Task inputs »
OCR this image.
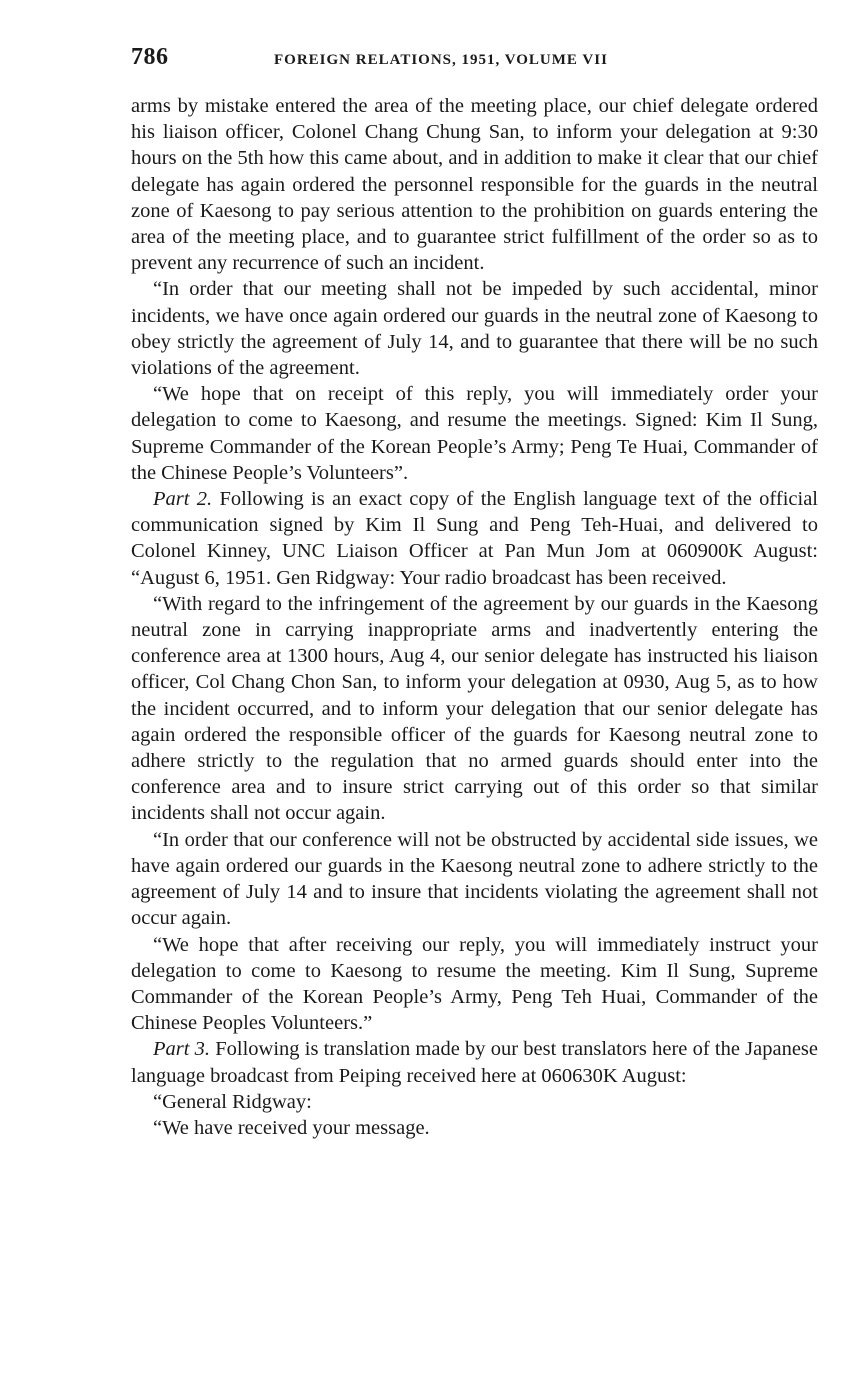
786	FOREIGN RELATIONS, 1951, VOLUME VII

arms by mistake entered the area of the meeting place, our chief delegate ordered his liaison officer, Colonel Chang Chung San, to inform your delegation at 9:30 hours on the 5th how this came about, and in addition to make it clear that our chief delegate has again ordered the personnel responsible for the guards in the neutral zone of Kaesong to pay serious attention to the prohibition on guards entering the area of the meeting place, and to guarantee strict fulfillment of the order so as to prevent any recurrence of such an incident.

“In order that our meeting shall not be impeded by such accidental, minor incidents, we have once again ordered our guards in the neutral zone of Kaesong to obey strictly the agreement of July 14, and to guarantee that there will be no such violations of the agreement.

“We hope that on receipt of this reply, you will immediately order your delegation to come to Kaesong, and resume the meetings. Signed: Kim Il Sung, Supreme Commander of the Korean People’s Army; Peng Te Huai, Commander of the Chinese People’s Volunteers”.

Part 2. Following is an exact copy of the English language text of the official communication signed by Kim Il Sung and Peng Teh-Huai, and delivered to Colonel Kinney, UNC Liaison Officer at Pan Mun Jom at 060900K August: “August 6, 1951. Gen Ridgway: Your radio broadcast has been received.

“With regard to the infringement of the agreement by our guards in the Kaesong neutral zone in carrying inappropriate arms and inadvertently entering the conference area at 1300 hours, Aug 4, our senior delegate has instructed his liaison officer, Col Chang Chon San, to inform your delegation at 0930, Aug 5, as to how the incident occurred, and to inform your delegation that our senior delegate has again ordered the responsible officer of the guards for Kaesong neutral zone to adhere strictly to the regulation that no armed guards should enter into the conference area and to insure strict carrying out of this order so that similar incidents shall not occur again.

“In order that our conference will not be obstructed by accidental side issues, we have again ordered our guards in the Kaesong neutral zone to adhere strictly to the agreement of July 14 and to insure that incidents violating the agreement shall not occur again.

“We hope that after receiving our reply, you will immediately instruct your delegation to come to Kaesong to resume the meeting. Kim Il Sung, Supreme Commander of the Korean People’s Army, Peng Teh Huai, Commander of the Chinese Peoples Volunteers.”

Part 3. Following is translation made by our best translators here of the Japanese language broadcast from Peiping received here at 060630K August:

“General Ridgway:

“We have received your message.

Exercise » Set down every record once more, word for word, without pictures.

Worked solution »
OCR this image.
786	FOREIGN RELATIONS, 1951, VOLUME VII

arms by mistake entered the area of the meeting place, our chief delegate ordered his liaison officer, Colonel Chang Chung San, to inform your delegation at 9:30 hours on the 5th how this came about, and in addition to make it clear that our chief delegate has again ordered the personnel responsible for the guards in the neutral zone of Kaesong to pay serious attention to the prohibition on guards entering the area of the meeting place, and to guarantee strict fulfillment of the order so as to prevent any recurrence of such an incident.

“In order that our meeting shall not be impeded by such accidental, minor incidents, we have once again ordered our guards in the neutral zone of Kaesong to obey strictly the agreement of July 14, and to guarantee that there will be no such violations of the agreement.

“We hope that on receipt of this reply, you will immediately order your delegation to come to Kaesong, and resume the meetings. Signed: Kim Il Sung, Supreme Commander of the Korean People’s Army; Peng Te Huai, Commander of the Chinese People’s Volunteers”.

Part 2. Following is an exact copy of the English language text of the official communication signed by Kim Il Sung and Peng Teh-Huai, and delivered to Colonel Kinney, UNC Liaison Officer at Pan Mun Jom at 060900K August: “August 6, 1951. Gen Ridgway: Your radio broadcast has been received.

“With regard to the infringement of the agreement by our guards in the Kaesong neutral zone in carrying inappropriate arms and inadvertently entering the conference area at 1300 hours, Aug 4, our senior delegate has instructed his liaison officer, Col Chang Chon San, to inform your delegation at 0930, Aug 5, as to how the incident occurred, and to inform your delegation that our senior delegate has again ordered the responsible officer of the guards for Kaesong neutral zone to adhere strictly to the regulation that no armed guards should enter into the conference area and to insure strict carrying out of this order so that similar incidents shall not occur again.

“In order that our conference will not be obstructed by accidental side issues, we have again ordered our guards in the Kaesong neutral zone to adhere strictly to the agreement of July 14 and to insure that incidents violating the agreement shall not occur again.

“We hope that after receiving our reply, you will immediately instruct your delegation to come to Kaesong to resume the meeting. Kim Il Sung, Supreme Commander of the Korean People’s Army, Peng Teh Huai, Commander of the Chinese Peoples Volunteers.”

Part 3. Following is translation made by our best translators here of the Japanese language broadcast from Peiping received here at 060630K August:

“General Ridgway:

“We have received your message.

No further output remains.